▶ [Raw records]:

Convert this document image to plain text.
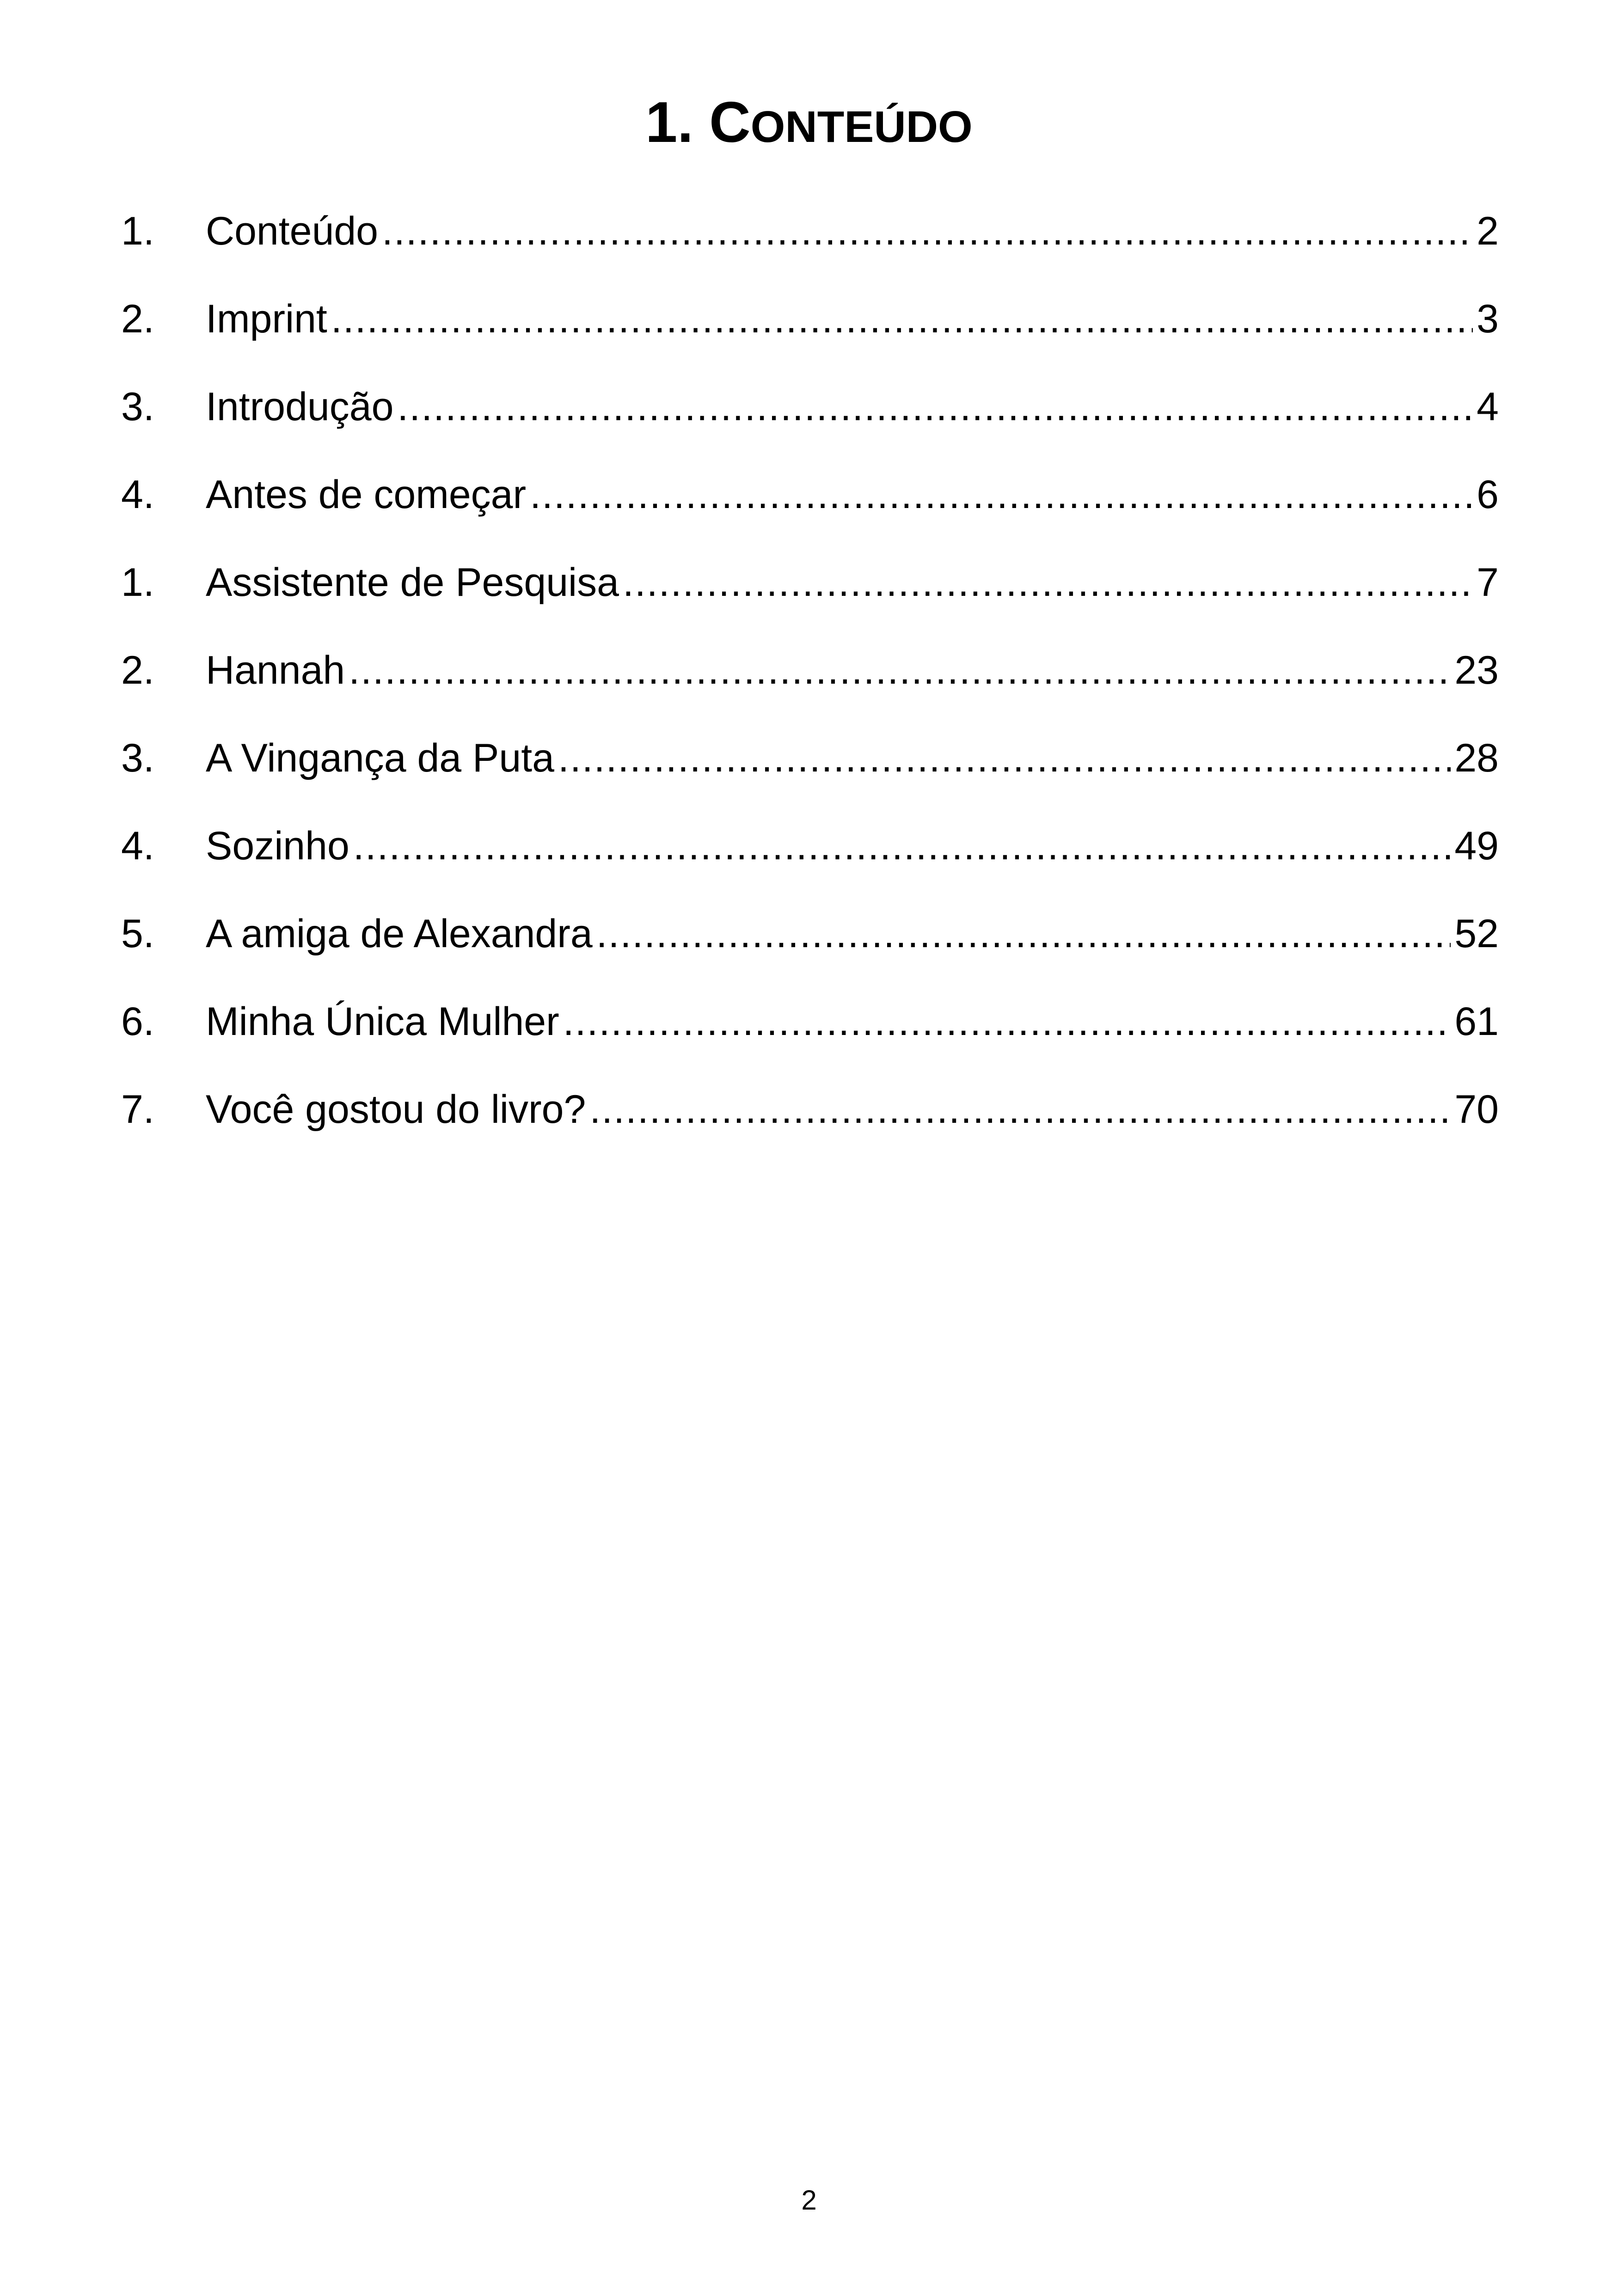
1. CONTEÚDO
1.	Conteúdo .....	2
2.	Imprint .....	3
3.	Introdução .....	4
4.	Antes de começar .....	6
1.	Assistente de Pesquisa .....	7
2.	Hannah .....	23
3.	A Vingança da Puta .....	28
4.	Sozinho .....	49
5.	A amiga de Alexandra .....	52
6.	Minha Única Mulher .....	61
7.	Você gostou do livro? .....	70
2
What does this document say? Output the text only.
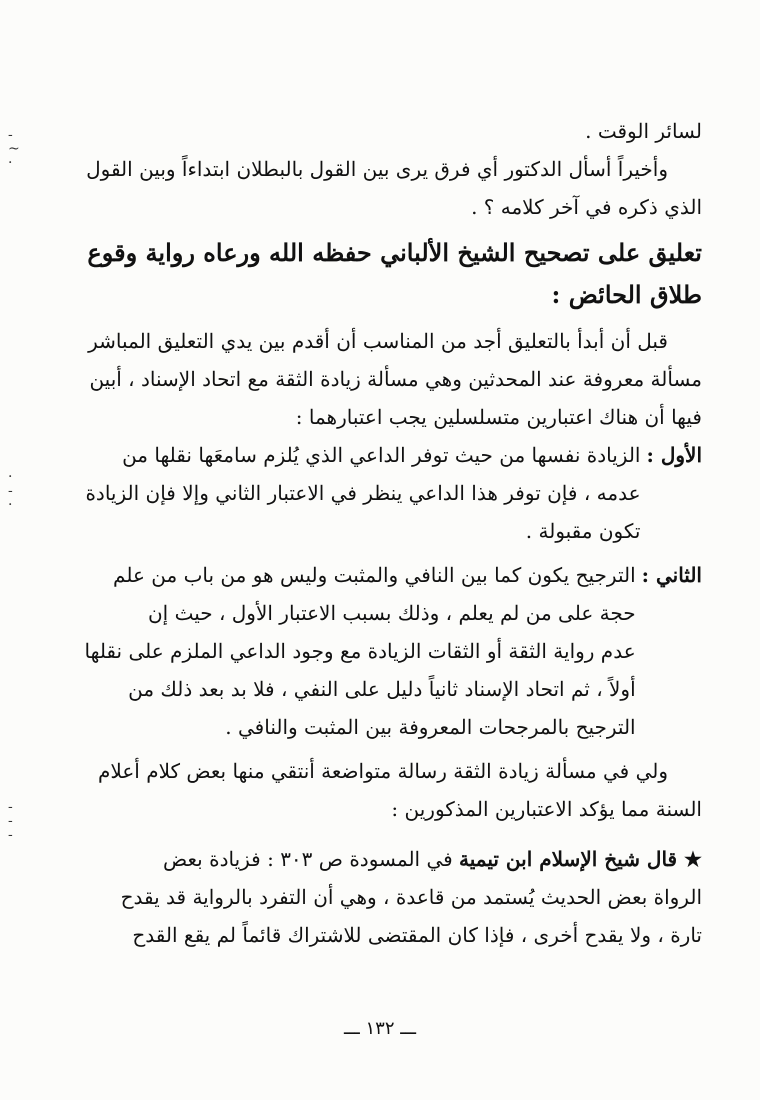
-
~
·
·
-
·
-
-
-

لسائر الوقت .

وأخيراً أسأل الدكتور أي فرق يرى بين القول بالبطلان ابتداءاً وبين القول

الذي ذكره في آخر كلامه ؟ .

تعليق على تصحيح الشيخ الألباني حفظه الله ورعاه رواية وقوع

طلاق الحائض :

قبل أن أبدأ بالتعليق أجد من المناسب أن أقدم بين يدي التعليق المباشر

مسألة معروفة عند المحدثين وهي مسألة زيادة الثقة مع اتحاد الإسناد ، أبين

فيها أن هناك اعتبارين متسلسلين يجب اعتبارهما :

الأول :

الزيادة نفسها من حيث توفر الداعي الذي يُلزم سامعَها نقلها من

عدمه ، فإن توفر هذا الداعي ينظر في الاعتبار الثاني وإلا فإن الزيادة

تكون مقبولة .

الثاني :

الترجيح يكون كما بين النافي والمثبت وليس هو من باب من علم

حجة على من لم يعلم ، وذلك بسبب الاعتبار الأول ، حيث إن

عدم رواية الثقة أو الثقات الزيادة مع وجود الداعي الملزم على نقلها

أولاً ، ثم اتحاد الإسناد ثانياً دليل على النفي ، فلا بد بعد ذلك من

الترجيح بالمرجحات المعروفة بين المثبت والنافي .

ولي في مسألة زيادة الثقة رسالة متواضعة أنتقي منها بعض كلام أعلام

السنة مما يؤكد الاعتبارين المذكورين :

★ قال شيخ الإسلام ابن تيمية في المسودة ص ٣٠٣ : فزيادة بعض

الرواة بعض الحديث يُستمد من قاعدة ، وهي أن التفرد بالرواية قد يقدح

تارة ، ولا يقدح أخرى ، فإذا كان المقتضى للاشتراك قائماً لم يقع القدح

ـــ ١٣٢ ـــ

▶ [Requirement]:
In your copy of the listing above, reproduce each line exactly and omit all pictures.

▶ [Solution to this problem]:
Convert this document image to plain text.
1. CONTEÚDO
1.	Conteúdo .....	2
2.	Imprint .....	3
3.	Introdução .....	4
4.	Antes de começar .....	6
1.	Assistente de Pesquisa .....	7
2.	Hannah .....	23
3.	A Vingança da Puta .....	28
4.	Sozinho .....	49
5.	A amiga de Alexandra .....	52
6.	Minha Única Mulher .....	61
7.	Você gostou do livro? .....	70
2
What does this document say? Output the text only.
-
~
·
·
-
·
-
-
-

لسائر الوقت .

وأخيراً أسأل الدكتور أي فرق يرى بين القول بالبطلان ابتداءاً وبين القول

الذي ذكره في آخر كلامه ؟ .

تعليق على تصحيح الشيخ الألباني حفظه الله ورعاه رواية وقوع

طلاق الحائض :

قبل أن أبدأ بالتعليق أجد من المناسب أن أقدم بين يدي التعليق المباشر

مسألة معروفة عند المحدثين وهي مسألة زيادة الثقة مع اتحاد الإسناد ، أبين

فيها أن هناك اعتبارين متسلسلين يجب اعتبارهما :

الأول :

الزيادة نفسها من حيث توفر الداعي الذي يُلزم سامعَها نقلها من

عدمه ، فإن توفر هذا الداعي ينظر في الاعتبار الثاني وإلا فإن الزيادة

تكون مقبولة .

الثاني :

الترجيح يكون كما بين النافي والمثبت وليس هو من باب من علم

حجة على من لم يعلم ، وذلك بسبب الاعتبار الأول ، حيث إن

عدم رواية الثقة أو الثقات الزيادة مع وجود الداعي الملزم على نقلها

أولاً ، ثم اتحاد الإسناد ثانياً دليل على النفي ، فلا بد بعد ذلك من

الترجيح بالمرجحات المعروفة بين المثبت والنافي .

ولي في مسألة زيادة الثقة رسالة متواضعة أنتقي منها بعض كلام أعلام

السنة مما يؤكد الاعتبارين المذكورين :

★ قال شيخ الإسلام ابن تيمية في المسودة ص ٣٠٣ : فزيادة بعض

الرواة بعض الحديث يُستمد من قاعدة ، وهي أن التفرد بالرواية قد يقدح

تارة ، ولا يقدح أخرى ، فإذا كان المقتضى للاشتراك قائماً لم يقع القدح

ـــ ١٣٢ ـــ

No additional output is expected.